| GOAL OF THE EXERCISE |
Repeat the whole listing exactly.

Collected data:
>> start
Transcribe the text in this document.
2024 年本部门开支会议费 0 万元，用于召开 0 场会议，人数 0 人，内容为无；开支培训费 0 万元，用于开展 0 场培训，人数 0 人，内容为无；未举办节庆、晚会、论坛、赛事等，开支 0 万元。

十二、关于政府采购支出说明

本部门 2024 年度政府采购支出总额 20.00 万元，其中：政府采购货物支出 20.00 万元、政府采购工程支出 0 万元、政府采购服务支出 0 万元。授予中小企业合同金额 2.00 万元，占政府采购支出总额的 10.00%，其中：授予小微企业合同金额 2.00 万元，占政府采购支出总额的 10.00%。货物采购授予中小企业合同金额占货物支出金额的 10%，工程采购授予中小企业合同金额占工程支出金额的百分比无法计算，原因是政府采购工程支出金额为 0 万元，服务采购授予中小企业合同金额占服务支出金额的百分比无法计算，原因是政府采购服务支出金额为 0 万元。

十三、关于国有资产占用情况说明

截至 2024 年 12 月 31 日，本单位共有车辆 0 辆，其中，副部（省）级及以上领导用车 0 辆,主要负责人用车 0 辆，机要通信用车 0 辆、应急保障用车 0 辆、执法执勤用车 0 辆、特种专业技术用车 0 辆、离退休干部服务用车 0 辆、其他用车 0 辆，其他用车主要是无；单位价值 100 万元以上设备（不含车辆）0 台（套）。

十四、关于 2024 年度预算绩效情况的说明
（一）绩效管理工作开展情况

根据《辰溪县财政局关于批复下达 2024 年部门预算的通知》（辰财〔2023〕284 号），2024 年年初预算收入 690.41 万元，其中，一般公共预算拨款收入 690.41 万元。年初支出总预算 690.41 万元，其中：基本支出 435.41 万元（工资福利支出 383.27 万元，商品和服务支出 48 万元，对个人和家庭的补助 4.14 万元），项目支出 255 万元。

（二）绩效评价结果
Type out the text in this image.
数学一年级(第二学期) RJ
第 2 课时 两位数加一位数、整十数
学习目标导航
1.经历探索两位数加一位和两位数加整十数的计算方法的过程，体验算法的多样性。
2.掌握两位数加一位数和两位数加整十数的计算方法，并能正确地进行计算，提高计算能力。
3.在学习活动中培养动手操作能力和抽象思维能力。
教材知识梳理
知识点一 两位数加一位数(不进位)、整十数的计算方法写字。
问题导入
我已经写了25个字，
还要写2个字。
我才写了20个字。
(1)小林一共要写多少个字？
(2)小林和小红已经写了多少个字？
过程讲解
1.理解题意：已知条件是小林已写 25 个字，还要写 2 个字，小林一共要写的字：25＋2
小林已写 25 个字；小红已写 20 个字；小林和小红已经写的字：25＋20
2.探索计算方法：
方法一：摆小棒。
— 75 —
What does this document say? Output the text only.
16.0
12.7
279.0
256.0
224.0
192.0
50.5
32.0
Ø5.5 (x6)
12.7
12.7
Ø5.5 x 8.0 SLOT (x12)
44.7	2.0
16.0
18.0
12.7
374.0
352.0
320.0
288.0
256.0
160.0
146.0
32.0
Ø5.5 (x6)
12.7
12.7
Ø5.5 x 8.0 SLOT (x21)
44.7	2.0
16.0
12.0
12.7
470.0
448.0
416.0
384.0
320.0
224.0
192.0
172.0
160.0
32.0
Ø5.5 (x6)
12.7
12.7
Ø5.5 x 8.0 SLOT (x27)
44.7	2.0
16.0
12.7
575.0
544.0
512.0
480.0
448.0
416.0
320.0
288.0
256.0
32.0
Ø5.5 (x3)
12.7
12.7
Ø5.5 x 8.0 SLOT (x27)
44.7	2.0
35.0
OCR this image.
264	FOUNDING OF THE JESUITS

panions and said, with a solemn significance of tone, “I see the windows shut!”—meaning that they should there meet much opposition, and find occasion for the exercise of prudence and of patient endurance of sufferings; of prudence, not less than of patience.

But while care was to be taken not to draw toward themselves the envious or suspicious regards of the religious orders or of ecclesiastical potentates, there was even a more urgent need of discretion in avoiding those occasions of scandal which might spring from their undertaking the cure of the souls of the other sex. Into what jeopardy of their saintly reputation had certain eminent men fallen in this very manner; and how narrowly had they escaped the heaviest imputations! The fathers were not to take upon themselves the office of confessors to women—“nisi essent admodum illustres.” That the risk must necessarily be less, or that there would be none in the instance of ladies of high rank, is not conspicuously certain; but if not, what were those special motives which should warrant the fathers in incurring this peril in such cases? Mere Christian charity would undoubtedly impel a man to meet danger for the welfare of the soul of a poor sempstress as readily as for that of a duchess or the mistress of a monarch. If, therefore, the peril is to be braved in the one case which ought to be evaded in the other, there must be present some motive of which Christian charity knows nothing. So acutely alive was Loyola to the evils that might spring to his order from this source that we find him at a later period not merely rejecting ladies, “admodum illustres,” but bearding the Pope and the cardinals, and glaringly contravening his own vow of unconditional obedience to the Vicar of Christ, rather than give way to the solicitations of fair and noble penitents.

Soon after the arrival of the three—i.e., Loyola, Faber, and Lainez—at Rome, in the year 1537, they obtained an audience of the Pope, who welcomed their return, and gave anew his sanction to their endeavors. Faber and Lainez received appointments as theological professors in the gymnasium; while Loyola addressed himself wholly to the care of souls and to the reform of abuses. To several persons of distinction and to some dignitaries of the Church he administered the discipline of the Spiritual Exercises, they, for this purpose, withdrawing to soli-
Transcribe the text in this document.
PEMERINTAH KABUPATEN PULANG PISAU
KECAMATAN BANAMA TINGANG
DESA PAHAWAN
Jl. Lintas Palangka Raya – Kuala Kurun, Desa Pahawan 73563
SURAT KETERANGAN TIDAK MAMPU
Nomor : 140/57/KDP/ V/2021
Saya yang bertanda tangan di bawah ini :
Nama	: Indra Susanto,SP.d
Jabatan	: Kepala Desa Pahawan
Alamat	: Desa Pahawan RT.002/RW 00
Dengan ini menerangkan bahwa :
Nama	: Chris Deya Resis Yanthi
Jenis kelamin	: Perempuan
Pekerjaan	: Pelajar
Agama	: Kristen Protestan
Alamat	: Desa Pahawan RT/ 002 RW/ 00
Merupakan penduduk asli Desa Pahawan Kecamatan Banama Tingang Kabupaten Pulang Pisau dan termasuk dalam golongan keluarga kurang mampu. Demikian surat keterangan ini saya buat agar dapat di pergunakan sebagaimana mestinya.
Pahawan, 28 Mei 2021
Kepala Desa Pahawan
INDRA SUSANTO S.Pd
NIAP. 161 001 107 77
>> end
| REPLY |
Transcribe the text in this document.
2024 年本部门开支会议费 0 万元，用于召开 0 场会议，人数 0 人，内容为无；开支培训费 0 万元，用于开展 0 场培训，人数 0 人，内容为无；未举办节庆、晚会、论坛、赛事等，开支 0 万元。

十二、关于政府采购支出说明

本部门 2024 年度政府采购支出总额 20.00 万元，其中：政府采购货物支出 20.00 万元、政府采购工程支出 0 万元、政府采购服务支出 0 万元。授予中小企业合同金额 2.00 万元，占政府采购支出总额的 10.00%，其中：授予小微企业合同金额 2.00 万元，占政府采购支出总额的 10.00%。货物采购授予中小企业合同金额占货物支出金额的 10%，工程采购授予中小企业合同金额占工程支出金额的百分比无法计算，原因是政府采购工程支出金额为 0 万元，服务采购授予中小企业合同金额占服务支出金额的百分比无法计算，原因是政府采购服务支出金额为 0 万元。

十三、关于国有资产占用情况说明

截至 2024 年 12 月 31 日，本单位共有车辆 0 辆，其中，副部（省）级及以上领导用车 0 辆,主要负责人用车 0 辆，机要通信用车 0 辆、应急保障用车 0 辆、执法执勤用车 0 辆、特种专业技术用车 0 辆、离退休干部服务用车 0 辆、其他用车 0 辆，其他用车主要是无；单位价值 100 万元以上设备（不含车辆）0 台（套）。

十四、关于 2024 年度预算绩效情况的说明
（一）绩效管理工作开展情况

根据《辰溪县财政局关于批复下达 2024 年部门预算的通知》（辰财〔2023〕284 号），2024 年年初预算收入 690.41 万元，其中，一般公共预算拨款收入 690.41 万元。年初支出总预算 690.41 万元，其中：基本支出 435.41 万元（工资福利支出 383.27 万元，商品和服务支出 48 万元，对个人和家庭的补助 4.14 万元），项目支出 255 万元。

（二）绩效评价结果
Type out the text in this image.
数学一年级(第二学期) RJ
第 2 课时 两位数加一位数、整十数
学习目标导航
1.经历探索两位数加一位和两位数加整十数的计算方法的过程，体验算法的多样性。
2.掌握两位数加一位数和两位数加整十数的计算方法，并能正确地进行计算，提高计算能力。
3.在学习活动中培养动手操作能力和抽象思维能力。
教材知识梳理
知识点一 两位数加一位数(不进位)、整十数的计算方法写字。
问题导入
我已经写了25个字，
还要写2个字。
我才写了20个字。
(1)小林一共要写多少个字？
(2)小林和小红已经写了多少个字？
过程讲解
1.理解题意：已知条件是小林已写 25 个字，还要写 2 个字，小林一共要写的字：25＋2
小林已写 25 个字；小红已写 20 个字；小林和小红已经写的字：25＋20
2.探索计算方法：
方法一：摆小棒。
— 75 —
What does this document say? Output the text only.
16.0
12.7
279.0
256.0
224.0
192.0
50.5
32.0
Ø5.5 (x6)
12.7
12.7
Ø5.5 x 8.0 SLOT (x12)
44.7	2.0
16.0
18.0
12.7
374.0
352.0
320.0
288.0
256.0
160.0
146.0
32.0
Ø5.5 (x6)
12.7
12.7
Ø5.5 x 8.0 SLOT (x21)
44.7	2.0
16.0
12.0
12.7
470.0
448.0
416.0
384.0
320.0
224.0
192.0
172.0
160.0
32.0
Ø5.5 (x6)
12.7
12.7
Ø5.5 x 8.0 SLOT (x27)
44.7	2.0
16.0
12.7
575.0
544.0
512.0
480.0
448.0
416.0
320.0
288.0
256.0
32.0
Ø5.5 (x3)
12.7
12.7
Ø5.5 x 8.0 SLOT (x27)
44.7	2.0
35.0
OCR this image.
264	FOUNDING OF THE JESUITS

panions and said, with a solemn significance of tone, “I see the windows shut!”—meaning that they should there meet much opposition, and find occasion for the exercise of prudence and of patient endurance of sufferings; of prudence, not less than of patience.

But while care was to be taken not to draw toward themselves the envious or suspicious regards of the religious orders or of ecclesiastical potentates, there was even a more urgent need of discretion in avoiding those occasions of scandal which might spring from their undertaking the cure of the souls of the other sex. Into what jeopardy of their saintly reputation had certain eminent men fallen in this very manner; and how narrowly had they escaped the heaviest imputations! The fathers were not to take upon themselves the office of confessors to women—“nisi essent admodum illustres.” That the risk must necessarily be less, or that there would be none in the instance of ladies of high rank, is not conspicuously certain; but if not, what were those special motives which should warrant the fathers in incurring this peril in such cases? Mere Christian charity would undoubtedly impel a man to meet danger for the welfare of the soul of a poor sempstress as readily as for that of a duchess or the mistress of a monarch. If, therefore, the peril is to be braved in the one case which ought to be evaded in the other, there must be present some motive of which Christian charity knows nothing. So acutely alive was Loyola to the evils that might spring to his order from this source that we find him at a later period not merely rejecting ladies, “admodum illustres,” but bearding the Pope and the cardinals, and glaringly contravening his own vow of unconditional obedience to the Vicar of Christ, rather than give way to the solicitations of fair and noble penitents.

Soon after the arrival of the three—i.e., Loyola, Faber, and Lainez—at Rome, in the year 1537, they obtained an audience of the Pope, who welcomed their return, and gave anew his sanction to their endeavors. Faber and Lainez received appointments as theological professors in the gymnasium; while Loyola addressed himself wholly to the care of souls and to the reform of abuses. To several persons of distinction and to some dignitaries of the Church he administered the discipline of the Spiritual Exercises, they, for this purpose, withdrawing to soli-
Transcribe the text in this document.
PEMERINTAH KABUPATEN PULANG PISAU
KECAMATAN BANAMA TINGANG
DESA PAHAWAN
Jl. Lintas Palangka Raya – Kuala Kurun, Desa Pahawan 73563
SURAT KETERANGAN TIDAK MAMPU
Nomor : 140/57/KDP/ V/2021
Saya yang bertanda tangan di bawah ini :
Nama	: Indra Susanto,SP.d
Jabatan	: Kepala Desa Pahawan
Alamat	: Desa Pahawan RT.002/RW 00
Dengan ini menerangkan bahwa :
Nama	: Chris Deya Resis Yanthi
Jenis kelamin	: Perempuan
Pekerjaan	: Pelajar
Agama	: Kristen Protestan
Alamat	: Desa Pahawan RT/ 002 RW/ 00
Merupakan penduduk asli Desa Pahawan Kecamatan Banama Tingang Kabupaten Pulang Pisau dan termasuk dalam golongan keluarga kurang mampu. Demikian surat keterangan ini saya buat agar dapat di pergunakan sebagaimana mestinya.
Pahawan, 28 Mei 2021
Kepala Desa Pahawan
INDRA SUSANTO S.Pd
NIAP. 161 001 107 77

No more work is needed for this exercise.